INSTRUCTIONS TO FOLLOW>
Transcribe every entry below word for word, but skip the pictures.

SOURCE RECORDS>
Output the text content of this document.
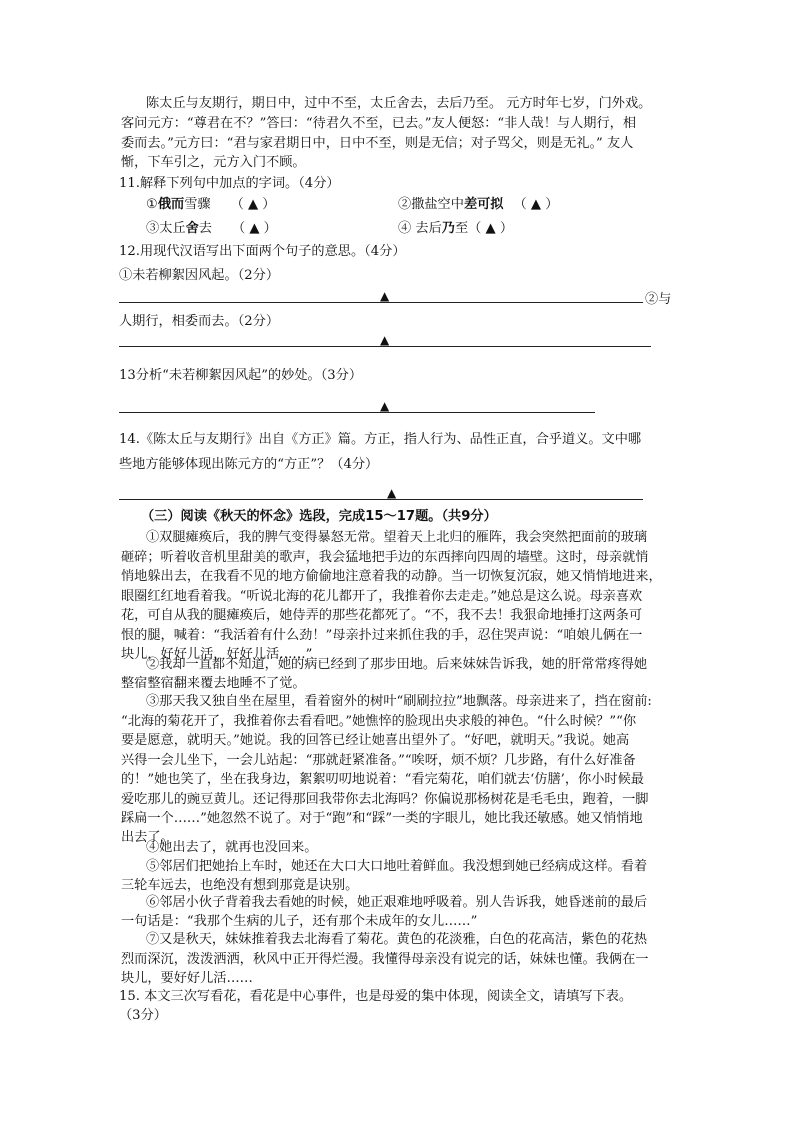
陈太丘与友期行，期日中，过中不至，太丘舍去，去后乃至。 元方时年七岁，门外戏。
客问元方：“尊君在不？”答曰：“待君久不至，已去。”友人便怒：“非人哉！与人期行，相
委而去。”元方曰：“君与家君期日中，日中不至，则是无信；对子骂父，则是无礼。” 友人
惭，下车引之，元方入门不顾。
11.解释下列句中加点的字词。（4分）
①俄而雪骤 （ ▲ ）	②撒盐空中差可拟 （ ▲ ）
③太丘舍去 （ ▲ ）	④ 去后乃至（ ▲ ）
12.用现代汉语写出下面两个句子的意思。（4分）
①未若柳絮因风起。（2分）
▲	②与
人期行，相委而去。（2分）
▲
13分析“未若柳絮因风起”的妙处。（3分）
▲
14.《陈太丘与友期行》出自《方正》篇。方正，指人行为、品性正直，合乎道义。文中哪
些地方能够体现出陈元方的“方正”？（4分）
▲
（三）阅读《秋天的怀念》选段，完成15～17题。（共9分）
①双腿瘫痪后，我的脾气变得暴怒无常。望着天上北归的雁阵，我会突然把面前的玻璃
砸碎；听着收音机里甜美的歌声，我会猛地把手边的东西摔向四周的墙壁。这时，母亲就悄
悄地躲出去，在我看不见的地方偷偷地注意着我的动静。当一切恢复沉寂，她又悄悄地进来，
眼圈红红地看着我。“听说北海的花儿都开了，我推着你去走走。”她总是这么说。母亲喜欢
花，可自从我的腿瘫痪后，她侍弄的那些花都死了。“不，我不去！我狠命地捶打这两条可
恨的腿，喊着：“我活着有什么劲！”母亲扑过来抓住我的手，忍住哭声说：“咱娘儿俩在一
块儿，好好儿活，好好儿活……”
②我却一直都不知道，她的病已经到了那步田地。后来妹妹告诉我，她的肝常常疼得她
整宿整宿翻来覆去地睡不了觉。
③那天我又独自坐在屋里，看着窗外的树叶“刷刷拉拉”地飘落。母亲进来了，挡在窗前:
“北海的菊花开了，我推着你去看看吧。”她憔悴的脸现出央求般的神色。“什么时候？”“你
要是愿意，就明天。”她说。我的回答已经让她喜出望外了。“好吧，就明天。”我说。她高
兴得一会儿坐下，一会儿站起：“那就赶紧准备。”“唉呀，烦不烦？几步路，有什么好准备
的！”她也笑了，坐在我身边，絮絮叨叨地说着：“看完菊花，咱们就去‘仿膳’，你小时候最
爱吃那儿的豌豆黄儿。还记得那回我带你去北海吗？你偏说那杨树花是毛毛虫，跑着，一脚
踩扁一个……”她忽然不说了。对于“跑”和“踩”一类的字眼儿，她比我还敏感。她又悄悄地
出去了。
④她出去了，就再也没回来。
⑤邻居们把她抬上车时，她还在大口大口地吐着鲜血。我没想到她已经病成这样。看着
三轮车远去，也绝没有想到那竟是诀别。
⑥邻居小伙子背着我去看她的时候，她正艰难地呼吸着。别人告诉我，她昏迷前的最后
一句话是：“我那个生病的儿子，还有那个未成年的女儿……”
⑦又是秋天，妹妹推着我去北海看了菊花。黄色的花淡雅，白色的花高洁，紫色的花热
烈而深沉，泼泼洒洒，秋风中正开得烂漫。我懂得母亲没有说完的话，妹妹也懂。我俩在一
块儿，要好好儿活……
15. 本文三次写看花，看花是中心事件，也是母爱的集中体现，阅读全文，请填写下表。
（3分）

ANSWER TO THE TASK>
Output the text content of this document.
陈太丘与友期行，期日中，过中不至，太丘舍去，去后乃至。 元方时年七岁，门外戏。
客问元方：“尊君在不？”答曰：“待君久不至，已去。”友人便怒：“非人哉！与人期行，相
委而去。”元方曰：“君与家君期日中，日中不至，则是无信；对子骂父，则是无礼。” 友人
惭，下车引之，元方入门不顾。
11.解释下列句中加点的字词。（4分）
①俄而雪骤 （ ▲ ）	②撒盐空中差可拟 （ ▲ ）
③太丘舍去 （ ▲ ）	④ 去后乃至（ ▲ ）
12.用现代汉语写出下面两个句子的意思。（4分）
①未若柳絮因风起。（2分）
▲	②与
人期行，相委而去。（2分）
▲
13分析“未若柳絮因风起”的妙处。（3分）
▲
14.《陈太丘与友期行》出自《方正》篇。方正，指人行为、品性正直，合乎道义。文中哪
些地方能够体现出陈元方的“方正”？（4分）
▲
（三）阅读《秋天的怀念》选段，完成15～17题。（共9分）
①双腿瘫痪后，我的脾气变得暴怒无常。望着天上北归的雁阵，我会突然把面前的玻璃
砸碎；听着收音机里甜美的歌声，我会猛地把手边的东西摔向四周的墙壁。这时，母亲就悄
悄地躲出去，在我看不见的地方偷偷地注意着我的动静。当一切恢复沉寂，她又悄悄地进来，
眼圈红红地看着我。“听说北海的花儿都开了，我推着你去走走。”她总是这么说。母亲喜欢
花，可自从我的腿瘫痪后，她侍弄的那些花都死了。“不，我不去！我狠命地捶打这两条可
恨的腿，喊着：“我活着有什么劲！”母亲扑过来抓住我的手，忍住哭声说：“咱娘儿俩在一
块儿，好好儿活，好好儿活……”
②我却一直都不知道，她的病已经到了那步田地。后来妹妹告诉我，她的肝常常疼得她
整宿整宿翻来覆去地睡不了觉。
③那天我又独自坐在屋里，看着窗外的树叶“刷刷拉拉”地飘落。母亲进来了，挡在窗前:
“北海的菊花开了，我推着你去看看吧。”她憔悴的脸现出央求般的神色。“什么时候？”“你
要是愿意，就明天。”她说。我的回答已经让她喜出望外了。“好吧，就明天。”我说。她高
兴得一会儿坐下，一会儿站起：“那就赶紧准备。”“唉呀，烦不烦？几步路，有什么好准备
的！”她也笑了，坐在我身边，絮絮叨叨地说着：“看完菊花，咱们就去‘仿膳’，你小时候最
爱吃那儿的豌豆黄儿。还记得那回我带你去北海吗？你偏说那杨树花是毛毛虫，跑着，一脚
踩扁一个……”她忽然不说了。对于“跑”和“踩”一类的字眼儿，她比我还敏感。她又悄悄地
出去了。
④她出去了，就再也没回来。
⑤邻居们把她抬上车时，她还在大口大口地吐着鲜血。我没想到她已经病成这样。看着
三轮车远去，也绝没有想到那竟是诀别。
⑥邻居小伙子背着我去看她的时候，她正艰难地呼吸着。别人告诉我，她昏迷前的最后
一句话是：“我那个生病的儿子，还有那个未成年的女儿……”
⑦又是秋天，妹妹推着我去北海看了菊花。黄色的花淡雅，白色的花高洁，紫色的花热
烈而深沉，泼泼洒洒，秋风中正开得烂漫。我懂得母亲没有说完的话，妹妹也懂。我俩在一
块儿，要好好儿活……
15. 本文三次写看花，看花是中心事件，也是母爱的集中体现，阅读全文，请填写下表。
（3分）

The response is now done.